▸ Work to complete
Keep only the lines of the listing that include the word "Delivery", and copy them.

● ● ● ● ● ● ●

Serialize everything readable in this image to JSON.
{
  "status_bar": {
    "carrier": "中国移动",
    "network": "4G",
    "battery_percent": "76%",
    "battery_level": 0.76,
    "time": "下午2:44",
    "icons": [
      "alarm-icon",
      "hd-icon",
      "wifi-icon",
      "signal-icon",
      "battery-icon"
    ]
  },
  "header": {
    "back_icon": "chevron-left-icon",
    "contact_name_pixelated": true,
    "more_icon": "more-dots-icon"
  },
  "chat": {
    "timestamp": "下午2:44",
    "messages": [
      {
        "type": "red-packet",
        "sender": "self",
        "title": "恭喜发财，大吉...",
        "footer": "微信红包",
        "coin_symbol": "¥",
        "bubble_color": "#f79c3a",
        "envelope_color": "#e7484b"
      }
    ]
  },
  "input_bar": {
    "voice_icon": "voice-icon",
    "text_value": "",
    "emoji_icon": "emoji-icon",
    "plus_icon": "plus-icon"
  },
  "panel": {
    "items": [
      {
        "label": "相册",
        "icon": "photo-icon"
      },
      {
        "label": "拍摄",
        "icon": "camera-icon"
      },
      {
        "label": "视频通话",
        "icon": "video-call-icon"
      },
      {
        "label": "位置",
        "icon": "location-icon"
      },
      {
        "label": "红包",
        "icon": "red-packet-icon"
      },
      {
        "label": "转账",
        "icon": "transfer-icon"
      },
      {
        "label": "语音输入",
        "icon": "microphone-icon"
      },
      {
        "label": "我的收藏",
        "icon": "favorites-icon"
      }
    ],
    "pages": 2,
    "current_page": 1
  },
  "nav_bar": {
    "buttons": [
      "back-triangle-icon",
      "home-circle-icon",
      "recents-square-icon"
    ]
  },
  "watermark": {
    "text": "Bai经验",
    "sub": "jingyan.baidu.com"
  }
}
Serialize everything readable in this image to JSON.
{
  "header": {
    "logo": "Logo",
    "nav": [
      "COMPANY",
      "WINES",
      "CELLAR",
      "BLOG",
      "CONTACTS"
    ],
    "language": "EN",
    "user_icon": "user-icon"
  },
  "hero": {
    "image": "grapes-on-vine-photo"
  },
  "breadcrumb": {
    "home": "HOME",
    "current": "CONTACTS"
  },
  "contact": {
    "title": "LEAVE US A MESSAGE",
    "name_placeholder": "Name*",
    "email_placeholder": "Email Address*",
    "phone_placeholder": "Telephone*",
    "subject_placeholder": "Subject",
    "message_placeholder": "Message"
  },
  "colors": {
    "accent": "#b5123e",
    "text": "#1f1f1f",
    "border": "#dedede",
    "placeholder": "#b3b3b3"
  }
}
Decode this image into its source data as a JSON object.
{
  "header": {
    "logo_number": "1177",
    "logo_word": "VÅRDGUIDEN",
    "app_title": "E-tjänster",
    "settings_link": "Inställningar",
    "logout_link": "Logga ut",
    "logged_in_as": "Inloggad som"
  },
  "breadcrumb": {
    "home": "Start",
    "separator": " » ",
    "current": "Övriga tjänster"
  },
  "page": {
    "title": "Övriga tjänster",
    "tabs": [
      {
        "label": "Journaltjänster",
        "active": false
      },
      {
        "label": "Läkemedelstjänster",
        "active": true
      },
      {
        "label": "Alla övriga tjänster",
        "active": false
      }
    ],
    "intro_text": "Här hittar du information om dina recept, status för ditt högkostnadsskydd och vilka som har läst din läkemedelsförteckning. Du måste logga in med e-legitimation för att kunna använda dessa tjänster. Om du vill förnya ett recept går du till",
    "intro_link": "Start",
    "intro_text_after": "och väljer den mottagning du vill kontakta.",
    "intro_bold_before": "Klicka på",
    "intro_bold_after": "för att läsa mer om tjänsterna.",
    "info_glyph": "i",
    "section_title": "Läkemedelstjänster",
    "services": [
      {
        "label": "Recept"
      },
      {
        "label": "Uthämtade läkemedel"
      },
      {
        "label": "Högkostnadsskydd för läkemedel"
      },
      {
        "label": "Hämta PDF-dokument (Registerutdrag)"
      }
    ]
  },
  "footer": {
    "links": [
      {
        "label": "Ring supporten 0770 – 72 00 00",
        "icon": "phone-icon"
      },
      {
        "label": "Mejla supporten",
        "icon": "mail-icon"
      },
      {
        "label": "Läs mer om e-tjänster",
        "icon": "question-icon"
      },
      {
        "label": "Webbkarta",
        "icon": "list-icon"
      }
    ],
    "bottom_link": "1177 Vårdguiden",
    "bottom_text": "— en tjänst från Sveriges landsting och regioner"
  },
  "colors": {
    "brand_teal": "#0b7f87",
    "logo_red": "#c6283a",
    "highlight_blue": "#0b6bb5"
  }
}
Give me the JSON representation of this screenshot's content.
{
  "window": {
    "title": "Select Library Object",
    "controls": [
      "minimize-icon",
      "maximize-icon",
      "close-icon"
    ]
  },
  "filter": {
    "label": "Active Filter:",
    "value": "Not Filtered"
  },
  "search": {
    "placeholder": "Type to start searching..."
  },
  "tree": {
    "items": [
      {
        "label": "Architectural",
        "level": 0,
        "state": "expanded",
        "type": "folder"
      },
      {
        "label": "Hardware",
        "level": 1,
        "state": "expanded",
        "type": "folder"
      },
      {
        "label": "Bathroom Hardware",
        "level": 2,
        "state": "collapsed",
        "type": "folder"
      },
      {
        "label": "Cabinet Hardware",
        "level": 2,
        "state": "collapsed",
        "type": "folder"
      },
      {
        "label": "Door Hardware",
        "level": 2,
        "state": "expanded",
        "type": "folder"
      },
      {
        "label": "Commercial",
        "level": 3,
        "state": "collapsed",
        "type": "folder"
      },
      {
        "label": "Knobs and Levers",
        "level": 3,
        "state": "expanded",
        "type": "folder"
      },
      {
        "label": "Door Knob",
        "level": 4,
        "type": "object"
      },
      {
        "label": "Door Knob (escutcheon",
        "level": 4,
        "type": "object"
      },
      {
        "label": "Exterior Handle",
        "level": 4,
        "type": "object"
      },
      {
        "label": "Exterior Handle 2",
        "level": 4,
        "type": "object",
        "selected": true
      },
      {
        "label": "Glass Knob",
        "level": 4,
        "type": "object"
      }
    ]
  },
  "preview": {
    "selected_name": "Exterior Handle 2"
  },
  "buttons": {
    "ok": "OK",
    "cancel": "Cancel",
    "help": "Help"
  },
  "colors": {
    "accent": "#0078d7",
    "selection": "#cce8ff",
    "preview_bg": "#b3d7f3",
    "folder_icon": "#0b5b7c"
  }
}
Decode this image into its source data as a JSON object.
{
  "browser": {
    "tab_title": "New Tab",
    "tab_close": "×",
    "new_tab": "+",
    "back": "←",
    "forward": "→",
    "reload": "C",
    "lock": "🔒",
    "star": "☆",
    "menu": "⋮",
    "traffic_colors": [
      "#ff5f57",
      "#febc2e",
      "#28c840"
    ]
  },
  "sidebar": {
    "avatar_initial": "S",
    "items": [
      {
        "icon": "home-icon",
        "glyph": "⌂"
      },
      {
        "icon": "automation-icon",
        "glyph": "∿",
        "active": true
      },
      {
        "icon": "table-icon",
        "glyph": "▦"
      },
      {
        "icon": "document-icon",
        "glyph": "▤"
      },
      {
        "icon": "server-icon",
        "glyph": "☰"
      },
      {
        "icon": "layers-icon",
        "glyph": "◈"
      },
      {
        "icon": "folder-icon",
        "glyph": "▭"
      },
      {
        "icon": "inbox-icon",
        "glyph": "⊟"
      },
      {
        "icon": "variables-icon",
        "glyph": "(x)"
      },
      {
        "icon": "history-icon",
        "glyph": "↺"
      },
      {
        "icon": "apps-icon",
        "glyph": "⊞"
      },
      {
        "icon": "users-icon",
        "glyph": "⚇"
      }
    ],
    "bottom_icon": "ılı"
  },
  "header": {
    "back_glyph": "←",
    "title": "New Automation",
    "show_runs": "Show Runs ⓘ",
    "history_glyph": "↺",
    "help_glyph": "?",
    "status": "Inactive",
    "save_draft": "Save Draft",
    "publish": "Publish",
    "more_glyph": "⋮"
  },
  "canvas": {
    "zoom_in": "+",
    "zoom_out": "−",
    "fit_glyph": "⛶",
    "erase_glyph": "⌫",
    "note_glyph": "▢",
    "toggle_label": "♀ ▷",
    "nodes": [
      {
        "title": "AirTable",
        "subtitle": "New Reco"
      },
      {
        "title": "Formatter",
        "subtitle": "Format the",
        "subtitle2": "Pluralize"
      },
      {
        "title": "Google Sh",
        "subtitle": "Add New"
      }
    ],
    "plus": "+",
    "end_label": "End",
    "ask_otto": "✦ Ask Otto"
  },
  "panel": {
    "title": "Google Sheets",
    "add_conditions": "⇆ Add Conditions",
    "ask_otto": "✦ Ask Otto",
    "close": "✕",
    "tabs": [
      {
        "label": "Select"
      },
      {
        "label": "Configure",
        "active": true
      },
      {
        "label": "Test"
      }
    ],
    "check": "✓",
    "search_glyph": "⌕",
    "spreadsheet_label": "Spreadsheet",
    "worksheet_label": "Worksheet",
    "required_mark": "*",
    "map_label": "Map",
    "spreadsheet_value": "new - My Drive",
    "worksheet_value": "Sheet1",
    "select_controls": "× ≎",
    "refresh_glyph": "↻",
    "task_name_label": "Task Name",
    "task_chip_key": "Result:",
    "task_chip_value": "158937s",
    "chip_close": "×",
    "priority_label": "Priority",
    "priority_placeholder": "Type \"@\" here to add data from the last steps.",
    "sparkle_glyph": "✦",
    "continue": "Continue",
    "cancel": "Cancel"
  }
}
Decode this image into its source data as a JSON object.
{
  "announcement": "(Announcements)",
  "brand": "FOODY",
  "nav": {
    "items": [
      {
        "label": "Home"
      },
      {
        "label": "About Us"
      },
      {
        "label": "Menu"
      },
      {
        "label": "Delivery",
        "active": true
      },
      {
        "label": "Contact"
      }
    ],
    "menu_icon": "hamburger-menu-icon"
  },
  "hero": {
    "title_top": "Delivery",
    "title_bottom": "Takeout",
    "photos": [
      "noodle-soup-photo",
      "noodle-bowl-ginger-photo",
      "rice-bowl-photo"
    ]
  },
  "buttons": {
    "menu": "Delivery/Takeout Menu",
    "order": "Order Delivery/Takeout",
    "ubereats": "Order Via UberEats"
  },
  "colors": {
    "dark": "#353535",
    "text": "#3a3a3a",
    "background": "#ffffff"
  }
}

● ● ● ● ● ● ●

▸ Response to this task
        "label": "Delivery",
    "title_top": "Delivery",
    "menu": "Delivery/Takeout Menu",
    "order": "Order Delivery/Takeout",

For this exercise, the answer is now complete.